(Saved data entries)
▼▼▼

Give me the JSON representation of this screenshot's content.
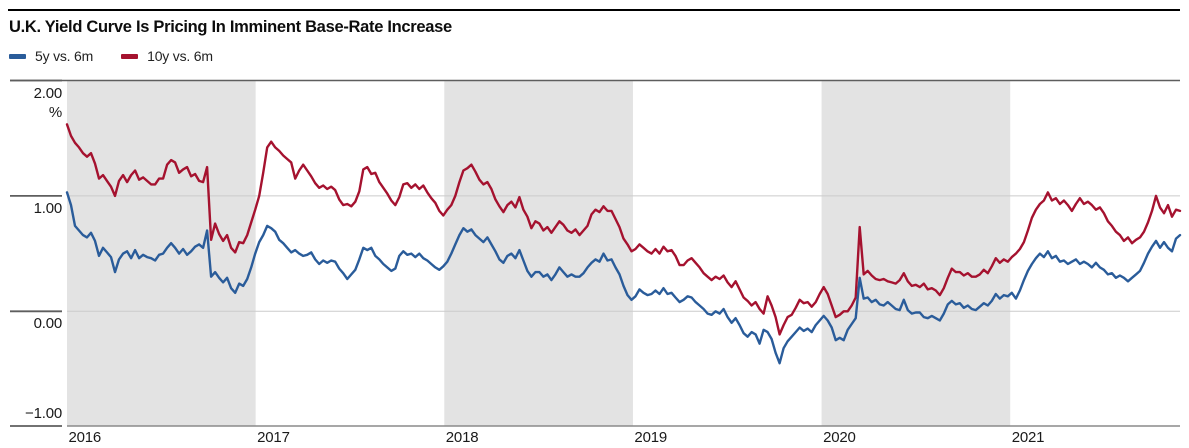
{
  "header": {
    "title": "U.K. Yield Curve Is Pricing In Imminent Base-Rate Increase"
  },
  "legend": {
    "items": [
      {
        "label": "5y vs. 6m",
        "color": "#2A5C9A"
      },
      {
        "label": "10y vs. 6m",
        "color": "#A5122F"
      }
    ]
  },
  "chart_data": {
    "type": "line",
    "title": "U.K. Yield Curve Is Pricing In Imminent Base-Rate Increase",
    "grid": "horizontal",
    "legend_position": "top-left",
    "x_axis": {
      "tick_labels": [
        "2016",
        "2017",
        "2018",
        "2019",
        "2020",
        "2021"
      ],
      "range_years": [
        2016.0,
        2021.9
      ],
      "shaded_year_indices": [
        0,
        2,
        4
      ],
      "band_color": "#E3E3E3"
    },
    "y_axis": {
      "unit": "%",
      "tick_labels": [
        "2.00",
        "1.00",
        "0.00",
        "−1.00"
      ],
      "tick_values": [
        2,
        1,
        0,
        -1
      ],
      "range": [
        -1,
        2
      ]
    },
    "sampling": {
      "x_start_year": 2016.0,
      "x_end_year": 2021.9,
      "n_points": 279,
      "spacing": "uniform"
    },
    "series": [
      {
        "name": "10y vs. 6m",
        "color": "#A5122F",
        "values": [
          1.62,
          1.52,
          1.46,
          1.42,
          1.37,
          1.34,
          1.37,
          1.28,
          1.15,
          1.18,
          1.13,
          1.08,
          1.0,
          1.13,
          1.18,
          1.12,
          1.18,
          1.22,
          1.14,
          1.16,
          1.13,
          1.1,
          1.1,
          1.15,
          1.15,
          1.27,
          1.31,
          1.29,
          1.2,
          1.23,
          1.25,
          1.17,
          1.19,
          1.13,
          1.12,
          1.25,
          0.62,
          0.76,
          0.67,
          0.61,
          0.66,
          0.55,
          0.51,
          0.6,
          0.59,
          0.66,
          0.77,
          0.88,
          1.0,
          1.2,
          1.42,
          1.47,
          1.42,
          1.39,
          1.35,
          1.32,
          1.29,
          1.15,
          1.22,
          1.27,
          1.22,
          1.17,
          1.11,
          1.07,
          1.09,
          1.06,
          1.08,
          1.05,
          0.97,
          0.92,
          0.93,
          0.91,
          0.95,
          1.04,
          1.23,
          1.25,
          1.19,
          1.2,
          1.12,
          1.07,
          1.02,
          0.96,
          0.92,
          0.99,
          1.1,
          1.11,
          1.07,
          1.1,
          1.06,
          1.09,
          1.03,
          0.98,
          0.94,
          0.87,
          0.83,
          0.88,
          0.92,
          1.0,
          1.12,
          1.22,
          1.24,
          1.27,
          1.21,
          1.14,
          1.1,
          1.12,
          1.06,
          0.97,
          0.91,
          0.86,
          0.92,
          0.95,
          0.9,
          0.99,
          0.88,
          0.82,
          0.72,
          0.78,
          0.76,
          0.7,
          0.73,
          0.68,
          0.73,
          0.78,
          0.75,
          0.7,
          0.68,
          0.71,
          0.66,
          0.7,
          0.74,
          0.84,
          0.88,
          0.86,
          0.91,
          0.87,
          0.87,
          0.8,
          0.73,
          0.63,
          0.58,
          0.52,
          0.54,
          0.58,
          0.55,
          0.52,
          0.5,
          0.54,
          0.5,
          0.56,
          0.52,
          0.53,
          0.48,
          0.4,
          0.4,
          0.44,
          0.46,
          0.42,
          0.38,
          0.33,
          0.3,
          0.27,
          0.3,
          0.28,
          0.31,
          0.25,
          0.21,
          0.26,
          0.19,
          0.12,
          0.09,
          0.05,
          0.08,
          0.02,
          -0.02,
          0.13,
          0.05,
          -0.05,
          -0.2,
          -0.12,
          -0.05,
          -0.03,
          0.03,
          0.1,
          0.07,
          0.08,
          0.04,
          0.08,
          0.15,
          0.21,
          0.15,
          0.05,
          -0.05,
          -0.03,
          0.0,
          0.0,
          0.05,
          0.12,
          0.73,
          0.32,
          0.35,
          0.31,
          0.28,
          0.27,
          0.28,
          0.26,
          0.25,
          0.24,
          0.27,
          0.33,
          0.26,
          0.22,
          0.23,
          0.21,
          0.24,
          0.19,
          0.2,
          0.18,
          0.14,
          0.2,
          0.29,
          0.37,
          0.34,
          0.34,
          0.31,
          0.33,
          0.3,
          0.3,
          0.32,
          0.36,
          0.33,
          0.39,
          0.46,
          0.42,
          0.45,
          0.43,
          0.47,
          0.5,
          0.54,
          0.6,
          0.7,
          0.81,
          0.88,
          0.93,
          0.96,
          1.03,
          0.96,
          0.98,
          0.93,
          0.96,
          0.92,
          0.87,
          0.93,
          0.98,
          0.93,
          0.95,
          0.92,
          0.88,
          0.9,
          0.85,
          0.78,
          0.74,
          0.69,
          0.66,
          0.61,
          0.64,
          0.59,
          0.62,
          0.64,
          0.69,
          0.77,
          0.87,
          1.0,
          0.9,
          0.85,
          0.92,
          0.82,
          0.88,
          0.87
        ]
      },
      {
        "name": "5y vs. 6m",
        "color": "#2A5C9A",
        "values": [
          1.03,
          0.92,
          0.74,
          0.7,
          0.66,
          0.64,
          0.68,
          0.61,
          0.48,
          0.55,
          0.51,
          0.47,
          0.34,
          0.45,
          0.5,
          0.52,
          0.46,
          0.53,
          0.46,
          0.49,
          0.47,
          0.46,
          0.44,
          0.49,
          0.5,
          0.55,
          0.59,
          0.55,
          0.5,
          0.54,
          0.49,
          0.52,
          0.56,
          0.58,
          0.55,
          0.7,
          0.3,
          0.34,
          0.29,
          0.25,
          0.29,
          0.2,
          0.16,
          0.24,
          0.22,
          0.28,
          0.38,
          0.5,
          0.6,
          0.66,
          0.74,
          0.72,
          0.69,
          0.62,
          0.59,
          0.55,
          0.51,
          0.53,
          0.5,
          0.48,
          0.49,
          0.51,
          0.45,
          0.41,
          0.44,
          0.42,
          0.44,
          0.43,
          0.37,
          0.33,
          0.28,
          0.32,
          0.36,
          0.45,
          0.55,
          0.53,
          0.55,
          0.48,
          0.45,
          0.41,
          0.38,
          0.35,
          0.37,
          0.48,
          0.52,
          0.49,
          0.5,
          0.47,
          0.5,
          0.46,
          0.44,
          0.41,
          0.38,
          0.36,
          0.39,
          0.43,
          0.5,
          0.58,
          0.66,
          0.72,
          0.69,
          0.71,
          0.66,
          0.63,
          0.6,
          0.64,
          0.58,
          0.52,
          0.45,
          0.42,
          0.48,
          0.5,
          0.46,
          0.53,
          0.44,
          0.35,
          0.3,
          0.34,
          0.34,
          0.3,
          0.32,
          0.27,
          0.32,
          0.38,
          0.34,
          0.3,
          0.32,
          0.3,
          0.3,
          0.33,
          0.38,
          0.42,
          0.45,
          0.43,
          0.5,
          0.44,
          0.45,
          0.38,
          0.32,
          0.22,
          0.14,
          0.1,
          0.13,
          0.19,
          0.16,
          0.14,
          0.15,
          0.18,
          0.15,
          0.2,
          0.15,
          0.16,
          0.12,
          0.08,
          0.1,
          0.13,
          0.12,
          0.08,
          0.05,
          0.02,
          -0.02,
          -0.03,
          0.0,
          -0.02,
          0.02,
          -0.05,
          -0.1,
          -0.06,
          -0.12,
          -0.19,
          -0.22,
          -0.18,
          -0.2,
          -0.28,
          -0.16,
          -0.18,
          -0.24,
          -0.36,
          -0.45,
          -0.32,
          -0.26,
          -0.22,
          -0.18,
          -0.14,
          -0.17,
          -0.15,
          -0.18,
          -0.12,
          -0.08,
          -0.04,
          -0.08,
          -0.14,
          -0.25,
          -0.23,
          -0.25,
          -0.16,
          -0.11,
          -0.06,
          0.29,
          0.11,
          0.12,
          0.08,
          0.1,
          0.06,
          0.05,
          0.08,
          0.05,
          0.02,
          0.01,
          0.1,
          0.01,
          -0.02,
          -0.01,
          -0.01,
          -0.05,
          -0.06,
          -0.04,
          -0.06,
          -0.08,
          -0.02,
          0.06,
          0.09,
          0.06,
          0.07,
          0.03,
          0.05,
          0.02,
          0.01,
          0.04,
          0.07,
          0.05,
          0.09,
          0.15,
          0.11,
          0.14,
          0.13,
          0.16,
          0.11,
          0.18,
          0.27,
          0.35,
          0.41,
          0.46,
          0.5,
          0.47,
          0.52,
          0.46,
          0.48,
          0.43,
          0.44,
          0.41,
          0.43,
          0.45,
          0.41,
          0.43,
          0.41,
          0.38,
          0.42,
          0.38,
          0.36,
          0.32,
          0.33,
          0.29,
          0.31,
          0.29,
          0.26,
          0.29,
          0.32,
          0.35,
          0.42,
          0.5,
          0.56,
          0.61,
          0.55,
          0.6,
          0.55,
          0.52,
          0.63,
          0.66
        ]
      }
    ]
  },
  "colors": {
    "band": "#E3E3E3",
    "grid_light": "#CBCBCB",
    "grid_dark": "#5E5E5E",
    "axis_bottom": "#8A8A8A",
    "top_rule": "#000000"
  }
}
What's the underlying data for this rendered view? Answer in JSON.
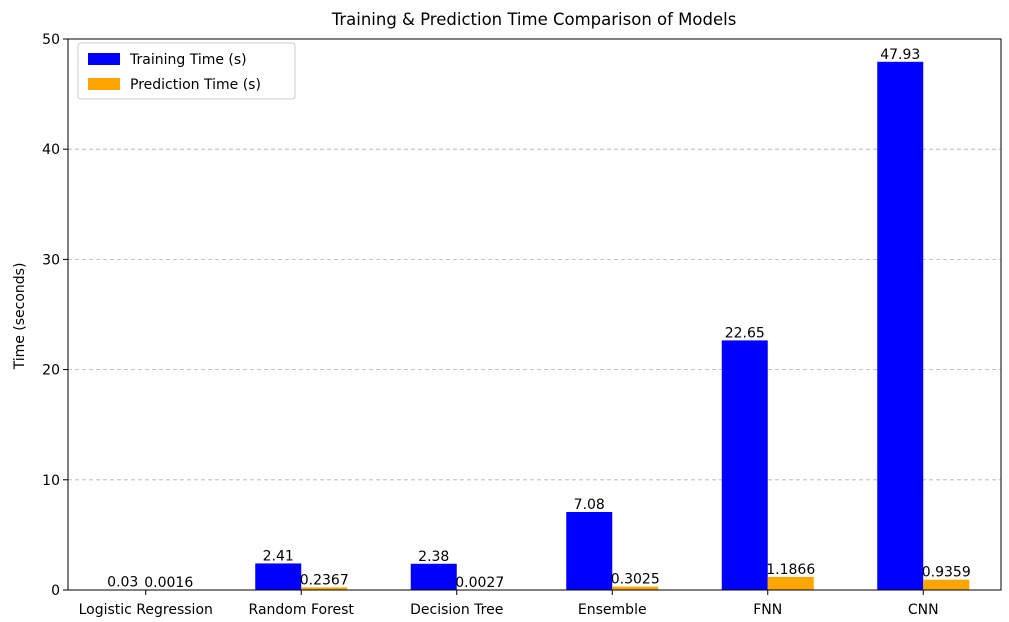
{
  "chart_data": {
    "type": "bar",
    "title": "Training & Prediction Time Comparison of Models",
    "xlabel": "",
    "ylabel": "Time (seconds)",
    "ylim": [
      0,
      50
    ],
    "yticks": [
      0,
      10,
      20,
      30,
      40,
      50
    ],
    "grid": "y-dashed",
    "legend_position": "top-left",
    "categories": [
      "Logistic Regression",
      "Random Forest",
      "Decision Tree",
      "Ensemble",
      "FNN",
      "CNN"
    ],
    "series": [
      {
        "name": "Training Time (s)",
        "color": "#0000ff",
        "values": [
          0.03,
          2.41,
          2.38,
          7.08,
          22.65,
          47.93
        ],
        "labels": [
          "0.03",
          "2.41",
          "2.38",
          "7.08",
          "22.65",
          "47.93"
        ]
      },
      {
        "name": "Prediction Time (s)",
        "color": "#ffa500",
        "values": [
          0.0016,
          0.2367,
          0.0027,
          0.3025,
          1.1866,
          0.9359
        ],
        "labels": [
          "0.0016",
          "0.2367",
          "0.0027",
          "0.3025",
          "1.1866",
          "0.9359"
        ]
      }
    ]
  }
}
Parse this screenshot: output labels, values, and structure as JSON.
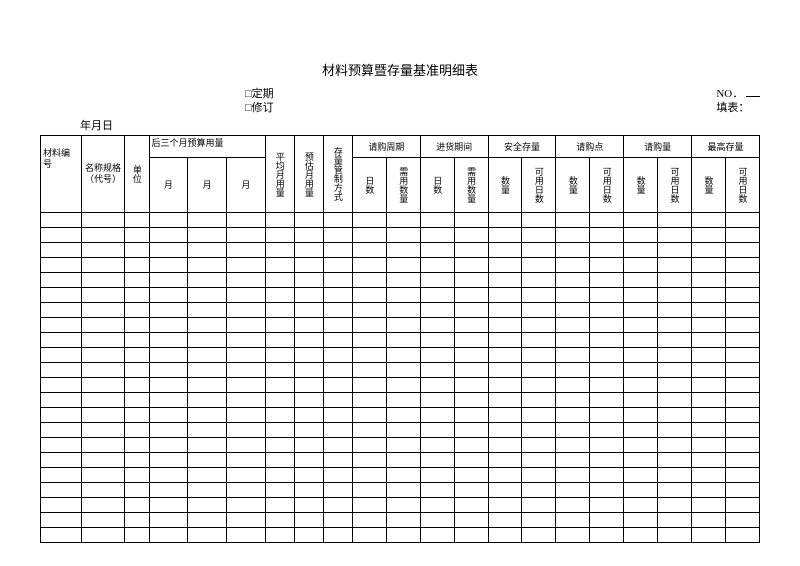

▲▲▲

Using the listing above, show every line that includes the string "Increase".

■ **PROBLEM SOLUTION**
    "title": "U.K. Yield Curve Is Pricing In Imminent Base-Rate Increase"
    "title": "U.K. Yield Curve Is Pricing In Imminent Base-Rate Increase",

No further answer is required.